Data entries:
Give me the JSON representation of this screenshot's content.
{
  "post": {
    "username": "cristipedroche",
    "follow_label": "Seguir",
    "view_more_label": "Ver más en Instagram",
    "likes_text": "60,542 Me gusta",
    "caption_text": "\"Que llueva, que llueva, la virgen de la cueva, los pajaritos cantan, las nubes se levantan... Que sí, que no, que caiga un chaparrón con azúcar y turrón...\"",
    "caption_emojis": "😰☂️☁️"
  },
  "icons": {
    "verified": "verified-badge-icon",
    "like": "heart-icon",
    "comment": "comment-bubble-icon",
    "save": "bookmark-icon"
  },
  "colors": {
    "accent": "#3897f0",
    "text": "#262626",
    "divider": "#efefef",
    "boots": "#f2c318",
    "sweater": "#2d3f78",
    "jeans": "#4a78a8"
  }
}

**TASK STATEMENT**
Go through the entries and repeat each one exactly.

**OUTPUT FOR THIS TASK**
Give me the JSON representation of this screenshot's content.
{
  "post": {
    "username": "cristipedroche",
    "follow_label": "Seguir",
    "view_more_label": "Ver más en Instagram",
    "likes_text": "60,542 Me gusta",
    "caption_text": "\"Que llueva, que llueva, la virgen de la cueva, los pajaritos cantan, las nubes se levantan... Que sí, que no, que caiga un chaparrón con azúcar y turrón...\"",
    "caption_emojis": "😰☂️☁️"
  },
  "icons": {
    "verified": "verified-badge-icon",
    "like": "heart-icon",
    "comment": "comment-bubble-icon",
    "save": "bookmark-icon"
  },
  "colors": {
    "accent": "#3897f0",
    "text": "#262626",
    "divider": "#efefef",
    "boots": "#f2c318",
    "sweater": "#2d3f78",
    "jeans": "#4a78a8"
  }
}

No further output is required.